__Prompt__: Quote each record exactly, please, leaving none out.

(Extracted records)
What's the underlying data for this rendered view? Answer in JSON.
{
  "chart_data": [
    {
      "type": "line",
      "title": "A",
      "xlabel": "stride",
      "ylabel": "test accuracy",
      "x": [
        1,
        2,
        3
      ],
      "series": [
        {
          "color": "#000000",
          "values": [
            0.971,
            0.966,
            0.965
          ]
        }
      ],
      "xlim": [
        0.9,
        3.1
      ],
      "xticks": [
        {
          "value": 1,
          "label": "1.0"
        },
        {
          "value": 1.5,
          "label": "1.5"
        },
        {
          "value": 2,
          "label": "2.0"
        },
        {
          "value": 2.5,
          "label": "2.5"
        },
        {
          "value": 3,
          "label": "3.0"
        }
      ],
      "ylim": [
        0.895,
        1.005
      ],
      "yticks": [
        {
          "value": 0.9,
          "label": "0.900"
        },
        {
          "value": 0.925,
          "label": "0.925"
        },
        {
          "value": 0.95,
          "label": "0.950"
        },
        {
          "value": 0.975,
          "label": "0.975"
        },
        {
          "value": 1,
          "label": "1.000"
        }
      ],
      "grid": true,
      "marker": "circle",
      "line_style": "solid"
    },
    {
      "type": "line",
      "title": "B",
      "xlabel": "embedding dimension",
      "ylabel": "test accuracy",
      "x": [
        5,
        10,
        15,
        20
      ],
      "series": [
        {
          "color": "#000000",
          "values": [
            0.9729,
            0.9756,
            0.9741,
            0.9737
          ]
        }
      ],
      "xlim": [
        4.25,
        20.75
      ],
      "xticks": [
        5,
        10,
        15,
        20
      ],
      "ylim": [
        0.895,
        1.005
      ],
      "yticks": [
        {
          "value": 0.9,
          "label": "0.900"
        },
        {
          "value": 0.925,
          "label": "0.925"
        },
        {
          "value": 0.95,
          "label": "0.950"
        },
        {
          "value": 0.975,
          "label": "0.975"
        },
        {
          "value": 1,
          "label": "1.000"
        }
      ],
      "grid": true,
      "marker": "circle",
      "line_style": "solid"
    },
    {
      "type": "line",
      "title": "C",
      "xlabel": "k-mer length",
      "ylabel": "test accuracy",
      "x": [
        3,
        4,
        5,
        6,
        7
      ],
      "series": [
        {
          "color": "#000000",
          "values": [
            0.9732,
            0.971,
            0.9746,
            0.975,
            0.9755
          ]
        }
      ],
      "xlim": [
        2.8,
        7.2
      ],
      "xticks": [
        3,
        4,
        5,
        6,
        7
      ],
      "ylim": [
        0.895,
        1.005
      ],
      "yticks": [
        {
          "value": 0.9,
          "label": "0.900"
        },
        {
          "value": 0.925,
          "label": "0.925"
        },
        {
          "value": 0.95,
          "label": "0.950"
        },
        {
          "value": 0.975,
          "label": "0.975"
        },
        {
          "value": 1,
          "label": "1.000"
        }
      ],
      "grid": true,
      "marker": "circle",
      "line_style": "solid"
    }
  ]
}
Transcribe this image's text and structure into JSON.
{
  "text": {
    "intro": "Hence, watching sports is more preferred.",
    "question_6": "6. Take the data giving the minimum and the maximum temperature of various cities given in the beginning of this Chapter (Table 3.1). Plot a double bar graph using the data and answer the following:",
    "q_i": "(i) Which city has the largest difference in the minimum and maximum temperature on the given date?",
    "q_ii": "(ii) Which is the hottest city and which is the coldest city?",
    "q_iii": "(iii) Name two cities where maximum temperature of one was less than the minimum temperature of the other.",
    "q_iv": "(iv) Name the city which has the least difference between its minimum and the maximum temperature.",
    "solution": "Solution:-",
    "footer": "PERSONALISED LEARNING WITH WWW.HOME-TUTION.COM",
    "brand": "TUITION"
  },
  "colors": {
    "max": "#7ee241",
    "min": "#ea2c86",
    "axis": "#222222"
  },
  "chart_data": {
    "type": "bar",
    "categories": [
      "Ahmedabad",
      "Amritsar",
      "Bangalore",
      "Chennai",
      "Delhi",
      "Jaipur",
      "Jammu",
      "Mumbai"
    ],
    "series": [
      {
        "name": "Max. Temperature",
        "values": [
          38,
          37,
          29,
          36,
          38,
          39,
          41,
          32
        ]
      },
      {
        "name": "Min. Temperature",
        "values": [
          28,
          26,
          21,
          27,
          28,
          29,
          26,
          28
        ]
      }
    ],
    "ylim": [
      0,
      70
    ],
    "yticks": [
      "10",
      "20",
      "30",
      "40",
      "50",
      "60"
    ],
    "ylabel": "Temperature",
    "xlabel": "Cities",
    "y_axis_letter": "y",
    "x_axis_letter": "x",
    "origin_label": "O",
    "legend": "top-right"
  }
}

__Response to this task__:
What's the underlying data for this rendered view? Answer in JSON.
{
  "chart_data": [
    {
      "type": "line",
      "title": "A",
      "xlabel": "stride",
      "ylabel": "test accuracy",
      "x": [
        1,
        2,
        3
      ],
      "series": [
        {
          "color": "#000000",
          "values": [
            0.971,
            0.966,
            0.965
          ]
        }
      ],
      "xlim": [
        0.9,
        3.1
      ],
      "xticks": [
        {
          "value": 1,
          "label": "1.0"
        },
        {
          "value": 1.5,
          "label": "1.5"
        },
        {
          "value": 2,
          "label": "2.0"
        },
        {
          "value": 2.5,
          "label": "2.5"
        },
        {
          "value": 3,
          "label": "3.0"
        }
      ],
      "ylim": [
        0.895,
        1.005
      ],
      "yticks": [
        {
          "value": 0.9,
          "label": "0.900"
        },
        {
          "value": 0.925,
          "label": "0.925"
        },
        {
          "value": 0.95,
          "label": "0.950"
        },
        {
          "value": 0.975,
          "label": "0.975"
        },
        {
          "value": 1,
          "label": "1.000"
        }
      ],
      "grid": true,
      "marker": "circle",
      "line_style": "solid"
    },
    {
      "type": "line",
      "title": "B",
      "xlabel": "embedding dimension",
      "ylabel": "test accuracy",
      "x": [
        5,
        10,
        15,
        20
      ],
      "series": [
        {
          "color": "#000000",
          "values": [
            0.9729,
            0.9756,
            0.9741,
            0.9737
          ]
        }
      ],
      "xlim": [
        4.25,
        20.75
      ],
      "xticks": [
        5,
        10,
        15,
        20
      ],
      "ylim": [
        0.895,
        1.005
      ],
      "yticks": [
        {
          "value": 0.9,
          "label": "0.900"
        },
        {
          "value": 0.925,
          "label": "0.925"
        },
        {
          "value": 0.95,
          "label": "0.950"
        },
        {
          "value": 0.975,
          "label": "0.975"
        },
        {
          "value": 1,
          "label": "1.000"
        }
      ],
      "grid": true,
      "marker": "circle",
      "line_style": "solid"
    },
    {
      "type": "line",
      "title": "C",
      "xlabel": "k-mer length",
      "ylabel": "test accuracy",
      "x": [
        3,
        4,
        5,
        6,
        7
      ],
      "series": [
        {
          "color": "#000000",
          "values": [
            0.9732,
            0.971,
            0.9746,
            0.975,
            0.9755
          ]
        }
      ],
      "xlim": [
        2.8,
        7.2
      ],
      "xticks": [
        3,
        4,
        5,
        6,
        7
      ],
      "ylim": [
        0.895,
        1.005
      ],
      "yticks": [
        {
          "value": 0.9,
          "label": "0.900"
        },
        {
          "value": 0.925,
          "label": "0.925"
        },
        {
          "value": 0.95,
          "label": "0.950"
        },
        {
          "value": 0.975,
          "label": "0.975"
        },
        {
          "value": 1,
          "label": "1.000"
        }
      ],
      "grid": true,
      "marker": "circle",
      "line_style": "solid"
    }
  ]
}
Transcribe this image's text and structure into JSON.
{
  "text": {
    "intro": "Hence, watching sports is more preferred.",
    "question_6": "6. Take the data giving the minimum and the maximum temperature of various cities given in the beginning of this Chapter (Table 3.1). Plot a double bar graph using the data and answer the following:",
    "q_i": "(i) Which city has the largest difference in the minimum and maximum temperature on the given date?",
    "q_ii": "(ii) Which is the hottest city and which is the coldest city?",
    "q_iii": "(iii) Name two cities where maximum temperature of one was less than the minimum temperature of the other.",
    "q_iv": "(iv) Name the city which has the least difference between its minimum and the maximum temperature.",
    "solution": "Solution:-",
    "footer": "PERSONALISED LEARNING WITH WWW.HOME-TUTION.COM",
    "brand": "TUITION"
  },
  "colors": {
    "max": "#7ee241",
    "min": "#ea2c86",
    "axis": "#222222"
  },
  "chart_data": {
    "type": "bar",
    "categories": [
      "Ahmedabad",
      "Amritsar",
      "Bangalore",
      "Chennai",
      "Delhi",
      "Jaipur",
      "Jammu",
      "Mumbai"
    ],
    "series": [
      {
        "name": "Max. Temperature",
        "values": [
          38,
          37,
          29,
          36,
          38,
          39,
          41,
          32
        ]
      },
      {
        "name": "Min. Temperature",
        "values": [
          28,
          26,
          21,
          27,
          28,
          29,
          26,
          28
        ]
      }
    ],
    "ylim": [
      0,
      70
    ],
    "yticks": [
      "10",
      "20",
      "30",
      "40",
      "50",
      "60"
    ],
    "ylabel": "Temperature",
    "xlabel": "Cities",
    "y_axis_letter": "y",
    "x_axis_letter": "x",
    "origin_label": "O",
    "legend": "top-right"
  }
}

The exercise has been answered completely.